Extracted entries
(begin)

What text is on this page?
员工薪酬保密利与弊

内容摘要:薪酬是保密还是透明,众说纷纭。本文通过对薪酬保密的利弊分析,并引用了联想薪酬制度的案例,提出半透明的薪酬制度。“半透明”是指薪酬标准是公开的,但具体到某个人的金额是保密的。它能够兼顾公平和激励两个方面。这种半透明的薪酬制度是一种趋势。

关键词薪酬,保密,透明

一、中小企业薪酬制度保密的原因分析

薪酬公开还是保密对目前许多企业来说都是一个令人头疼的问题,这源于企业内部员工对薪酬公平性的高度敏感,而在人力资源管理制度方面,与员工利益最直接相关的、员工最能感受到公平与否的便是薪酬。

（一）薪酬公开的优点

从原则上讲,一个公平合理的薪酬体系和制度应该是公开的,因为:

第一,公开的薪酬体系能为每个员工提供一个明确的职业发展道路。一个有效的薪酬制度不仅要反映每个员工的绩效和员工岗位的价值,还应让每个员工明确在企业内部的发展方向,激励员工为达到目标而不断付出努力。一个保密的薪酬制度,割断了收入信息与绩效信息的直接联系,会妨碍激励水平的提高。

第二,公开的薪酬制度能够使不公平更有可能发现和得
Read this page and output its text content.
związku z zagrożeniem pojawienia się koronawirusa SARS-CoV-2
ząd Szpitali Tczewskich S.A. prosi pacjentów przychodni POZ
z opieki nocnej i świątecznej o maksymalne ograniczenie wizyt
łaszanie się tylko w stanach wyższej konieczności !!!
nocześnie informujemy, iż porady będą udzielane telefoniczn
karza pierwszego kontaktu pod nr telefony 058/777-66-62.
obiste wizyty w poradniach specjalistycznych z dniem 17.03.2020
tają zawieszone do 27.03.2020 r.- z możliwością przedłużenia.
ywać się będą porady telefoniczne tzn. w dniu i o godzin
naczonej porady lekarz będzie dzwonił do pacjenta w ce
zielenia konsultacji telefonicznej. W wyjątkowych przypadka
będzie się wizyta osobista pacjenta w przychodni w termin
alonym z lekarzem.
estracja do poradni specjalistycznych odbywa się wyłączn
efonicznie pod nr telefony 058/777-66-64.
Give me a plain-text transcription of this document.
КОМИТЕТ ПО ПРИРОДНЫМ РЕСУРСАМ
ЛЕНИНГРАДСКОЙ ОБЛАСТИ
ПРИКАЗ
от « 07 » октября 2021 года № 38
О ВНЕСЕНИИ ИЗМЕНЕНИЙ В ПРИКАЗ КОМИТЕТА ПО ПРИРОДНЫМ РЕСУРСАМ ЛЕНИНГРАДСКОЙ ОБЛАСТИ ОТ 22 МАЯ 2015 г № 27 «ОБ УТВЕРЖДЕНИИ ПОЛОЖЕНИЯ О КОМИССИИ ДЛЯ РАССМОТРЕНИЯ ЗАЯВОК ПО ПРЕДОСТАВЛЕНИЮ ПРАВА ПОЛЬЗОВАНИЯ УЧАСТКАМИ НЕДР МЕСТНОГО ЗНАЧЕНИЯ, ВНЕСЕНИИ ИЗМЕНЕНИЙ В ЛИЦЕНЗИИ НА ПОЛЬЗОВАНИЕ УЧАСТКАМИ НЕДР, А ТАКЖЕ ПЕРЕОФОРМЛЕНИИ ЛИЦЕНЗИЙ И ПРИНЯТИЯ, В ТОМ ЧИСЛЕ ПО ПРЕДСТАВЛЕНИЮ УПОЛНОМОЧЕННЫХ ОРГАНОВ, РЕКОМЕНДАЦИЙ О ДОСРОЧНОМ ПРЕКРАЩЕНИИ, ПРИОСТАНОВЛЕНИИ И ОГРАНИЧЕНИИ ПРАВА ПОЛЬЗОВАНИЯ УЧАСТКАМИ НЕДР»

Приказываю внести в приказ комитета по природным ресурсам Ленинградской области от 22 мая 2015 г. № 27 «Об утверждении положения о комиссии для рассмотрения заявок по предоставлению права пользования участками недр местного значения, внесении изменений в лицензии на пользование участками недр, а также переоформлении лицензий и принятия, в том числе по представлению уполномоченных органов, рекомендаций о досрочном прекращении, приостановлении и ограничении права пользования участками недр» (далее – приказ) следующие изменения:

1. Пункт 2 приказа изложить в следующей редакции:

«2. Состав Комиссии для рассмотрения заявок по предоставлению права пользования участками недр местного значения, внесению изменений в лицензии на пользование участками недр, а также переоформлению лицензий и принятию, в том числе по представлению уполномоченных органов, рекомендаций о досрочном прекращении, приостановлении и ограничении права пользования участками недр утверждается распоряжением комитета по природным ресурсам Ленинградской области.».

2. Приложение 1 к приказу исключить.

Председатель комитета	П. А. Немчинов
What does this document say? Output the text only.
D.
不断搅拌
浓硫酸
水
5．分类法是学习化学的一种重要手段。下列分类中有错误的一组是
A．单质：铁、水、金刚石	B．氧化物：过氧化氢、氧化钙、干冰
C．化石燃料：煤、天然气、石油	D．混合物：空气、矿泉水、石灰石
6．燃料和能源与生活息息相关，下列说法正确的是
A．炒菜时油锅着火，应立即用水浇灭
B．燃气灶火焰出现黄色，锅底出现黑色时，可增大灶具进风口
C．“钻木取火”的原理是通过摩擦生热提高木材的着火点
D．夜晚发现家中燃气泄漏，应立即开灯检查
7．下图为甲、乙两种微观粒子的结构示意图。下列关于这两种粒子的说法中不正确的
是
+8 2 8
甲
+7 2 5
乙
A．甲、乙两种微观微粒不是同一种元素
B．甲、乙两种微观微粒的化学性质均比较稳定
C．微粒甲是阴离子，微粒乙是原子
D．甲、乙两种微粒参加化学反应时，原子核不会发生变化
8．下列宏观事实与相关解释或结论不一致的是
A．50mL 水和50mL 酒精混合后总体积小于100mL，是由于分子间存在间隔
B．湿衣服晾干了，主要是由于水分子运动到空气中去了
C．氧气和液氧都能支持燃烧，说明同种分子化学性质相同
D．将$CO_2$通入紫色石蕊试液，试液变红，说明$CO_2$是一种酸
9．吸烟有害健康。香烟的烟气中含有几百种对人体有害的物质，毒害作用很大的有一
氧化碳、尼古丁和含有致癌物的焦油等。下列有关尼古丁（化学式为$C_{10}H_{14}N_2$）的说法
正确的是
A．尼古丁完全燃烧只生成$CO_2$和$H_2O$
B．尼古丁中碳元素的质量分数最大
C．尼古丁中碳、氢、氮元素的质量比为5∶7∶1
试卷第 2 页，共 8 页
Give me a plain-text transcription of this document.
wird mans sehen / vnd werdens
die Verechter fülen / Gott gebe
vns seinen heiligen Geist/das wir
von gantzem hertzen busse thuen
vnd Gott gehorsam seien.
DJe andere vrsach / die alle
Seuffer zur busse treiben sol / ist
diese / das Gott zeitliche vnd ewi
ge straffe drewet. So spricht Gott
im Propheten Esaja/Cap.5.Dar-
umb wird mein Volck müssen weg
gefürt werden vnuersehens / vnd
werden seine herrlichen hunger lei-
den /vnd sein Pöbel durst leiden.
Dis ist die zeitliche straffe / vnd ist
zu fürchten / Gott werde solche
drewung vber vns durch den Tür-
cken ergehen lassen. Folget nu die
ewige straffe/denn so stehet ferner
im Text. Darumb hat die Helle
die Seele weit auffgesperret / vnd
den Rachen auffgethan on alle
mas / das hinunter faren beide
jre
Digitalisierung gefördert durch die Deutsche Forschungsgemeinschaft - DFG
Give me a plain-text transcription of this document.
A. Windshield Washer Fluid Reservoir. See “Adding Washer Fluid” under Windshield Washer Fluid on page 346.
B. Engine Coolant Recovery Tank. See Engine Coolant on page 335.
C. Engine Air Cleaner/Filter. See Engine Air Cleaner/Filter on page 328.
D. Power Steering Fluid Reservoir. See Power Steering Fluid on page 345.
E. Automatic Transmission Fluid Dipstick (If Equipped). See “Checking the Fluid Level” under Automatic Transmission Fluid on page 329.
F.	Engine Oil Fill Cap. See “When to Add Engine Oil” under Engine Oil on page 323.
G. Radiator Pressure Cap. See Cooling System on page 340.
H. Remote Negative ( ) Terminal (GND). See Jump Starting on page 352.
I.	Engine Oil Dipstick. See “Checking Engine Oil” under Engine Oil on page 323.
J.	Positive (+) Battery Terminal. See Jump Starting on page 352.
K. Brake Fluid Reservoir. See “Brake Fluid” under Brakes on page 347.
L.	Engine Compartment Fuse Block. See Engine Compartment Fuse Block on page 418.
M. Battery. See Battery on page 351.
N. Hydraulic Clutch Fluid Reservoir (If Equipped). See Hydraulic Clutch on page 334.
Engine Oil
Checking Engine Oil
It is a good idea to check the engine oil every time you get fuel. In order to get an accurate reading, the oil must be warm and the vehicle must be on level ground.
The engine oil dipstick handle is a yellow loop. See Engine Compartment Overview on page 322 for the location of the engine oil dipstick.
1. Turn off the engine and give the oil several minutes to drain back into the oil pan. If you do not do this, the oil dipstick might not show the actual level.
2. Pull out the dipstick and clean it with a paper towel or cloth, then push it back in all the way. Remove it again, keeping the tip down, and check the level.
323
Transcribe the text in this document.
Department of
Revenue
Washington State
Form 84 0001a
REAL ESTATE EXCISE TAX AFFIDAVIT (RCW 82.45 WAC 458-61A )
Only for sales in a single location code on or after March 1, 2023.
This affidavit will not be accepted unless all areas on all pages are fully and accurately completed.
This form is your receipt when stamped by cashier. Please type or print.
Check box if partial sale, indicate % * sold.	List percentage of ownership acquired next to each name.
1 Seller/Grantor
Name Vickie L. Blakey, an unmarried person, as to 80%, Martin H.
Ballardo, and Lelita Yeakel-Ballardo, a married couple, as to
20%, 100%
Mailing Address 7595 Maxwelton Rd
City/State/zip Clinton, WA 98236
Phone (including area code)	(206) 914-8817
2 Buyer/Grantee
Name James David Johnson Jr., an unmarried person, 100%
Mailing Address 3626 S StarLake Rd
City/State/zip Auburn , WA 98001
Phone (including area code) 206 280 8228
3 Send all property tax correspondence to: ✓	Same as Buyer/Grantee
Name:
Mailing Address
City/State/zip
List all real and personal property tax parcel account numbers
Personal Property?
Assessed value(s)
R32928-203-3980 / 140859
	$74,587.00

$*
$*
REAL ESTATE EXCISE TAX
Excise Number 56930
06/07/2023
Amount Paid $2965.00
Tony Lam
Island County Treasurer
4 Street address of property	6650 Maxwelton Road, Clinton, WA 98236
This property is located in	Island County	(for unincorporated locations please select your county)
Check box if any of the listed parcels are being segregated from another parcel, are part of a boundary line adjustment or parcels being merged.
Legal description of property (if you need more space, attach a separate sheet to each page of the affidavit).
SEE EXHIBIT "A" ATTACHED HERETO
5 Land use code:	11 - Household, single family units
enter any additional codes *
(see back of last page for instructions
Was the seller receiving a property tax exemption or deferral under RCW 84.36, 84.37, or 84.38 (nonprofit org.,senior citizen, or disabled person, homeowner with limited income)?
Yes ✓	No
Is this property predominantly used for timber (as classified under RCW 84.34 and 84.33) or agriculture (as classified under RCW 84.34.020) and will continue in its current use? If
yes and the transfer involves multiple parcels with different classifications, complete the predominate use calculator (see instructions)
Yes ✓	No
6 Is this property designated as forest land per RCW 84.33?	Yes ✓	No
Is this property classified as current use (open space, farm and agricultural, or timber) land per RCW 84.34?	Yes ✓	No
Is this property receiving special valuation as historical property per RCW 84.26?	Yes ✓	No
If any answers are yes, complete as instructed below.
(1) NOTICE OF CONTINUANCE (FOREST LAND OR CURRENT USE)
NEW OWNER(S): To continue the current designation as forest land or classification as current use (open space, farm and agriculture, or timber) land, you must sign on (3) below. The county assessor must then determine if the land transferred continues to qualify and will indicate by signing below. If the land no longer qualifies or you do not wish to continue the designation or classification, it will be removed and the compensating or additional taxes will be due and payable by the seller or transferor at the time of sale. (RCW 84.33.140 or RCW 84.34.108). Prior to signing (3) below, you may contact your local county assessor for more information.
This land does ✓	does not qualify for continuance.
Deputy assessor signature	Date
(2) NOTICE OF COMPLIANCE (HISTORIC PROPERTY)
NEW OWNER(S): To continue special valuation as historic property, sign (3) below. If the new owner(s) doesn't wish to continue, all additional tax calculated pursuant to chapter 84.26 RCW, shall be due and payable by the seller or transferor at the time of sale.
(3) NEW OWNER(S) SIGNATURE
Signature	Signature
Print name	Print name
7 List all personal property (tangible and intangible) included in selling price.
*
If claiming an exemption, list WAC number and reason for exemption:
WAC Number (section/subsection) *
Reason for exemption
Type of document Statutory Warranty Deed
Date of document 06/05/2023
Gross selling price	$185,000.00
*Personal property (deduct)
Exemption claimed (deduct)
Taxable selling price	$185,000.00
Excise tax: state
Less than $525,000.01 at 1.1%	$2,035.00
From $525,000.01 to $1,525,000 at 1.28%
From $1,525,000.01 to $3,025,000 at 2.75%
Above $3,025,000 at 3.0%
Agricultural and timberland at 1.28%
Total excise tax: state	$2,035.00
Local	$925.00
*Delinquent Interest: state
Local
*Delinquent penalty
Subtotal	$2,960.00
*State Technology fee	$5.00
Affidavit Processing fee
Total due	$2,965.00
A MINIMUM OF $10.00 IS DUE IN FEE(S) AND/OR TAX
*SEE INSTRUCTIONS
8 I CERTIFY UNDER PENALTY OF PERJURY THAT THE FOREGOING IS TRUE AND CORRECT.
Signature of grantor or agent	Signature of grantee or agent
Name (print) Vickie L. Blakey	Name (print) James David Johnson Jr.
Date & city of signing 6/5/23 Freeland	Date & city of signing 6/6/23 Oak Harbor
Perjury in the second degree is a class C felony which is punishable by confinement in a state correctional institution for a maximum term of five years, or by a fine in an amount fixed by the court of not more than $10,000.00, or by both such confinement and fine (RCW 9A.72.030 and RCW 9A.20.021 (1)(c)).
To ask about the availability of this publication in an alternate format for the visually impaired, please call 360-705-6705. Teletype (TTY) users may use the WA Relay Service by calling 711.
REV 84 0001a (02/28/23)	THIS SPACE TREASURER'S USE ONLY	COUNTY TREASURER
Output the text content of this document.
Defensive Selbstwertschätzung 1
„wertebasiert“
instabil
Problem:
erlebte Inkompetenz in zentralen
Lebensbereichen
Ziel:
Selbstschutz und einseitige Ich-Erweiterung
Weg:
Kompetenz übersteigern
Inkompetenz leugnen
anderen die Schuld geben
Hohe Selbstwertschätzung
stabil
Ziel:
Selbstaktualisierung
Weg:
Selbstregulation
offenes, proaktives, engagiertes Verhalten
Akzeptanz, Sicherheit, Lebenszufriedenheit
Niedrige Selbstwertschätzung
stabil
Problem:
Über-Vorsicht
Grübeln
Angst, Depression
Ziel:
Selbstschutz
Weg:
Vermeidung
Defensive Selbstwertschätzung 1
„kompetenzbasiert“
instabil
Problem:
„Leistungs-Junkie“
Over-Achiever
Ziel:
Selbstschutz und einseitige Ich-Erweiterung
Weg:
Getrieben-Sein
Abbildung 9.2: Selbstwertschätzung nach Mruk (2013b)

(end)

Reply with only the number of lines in the entries that contain the word "Johnson".

Response
2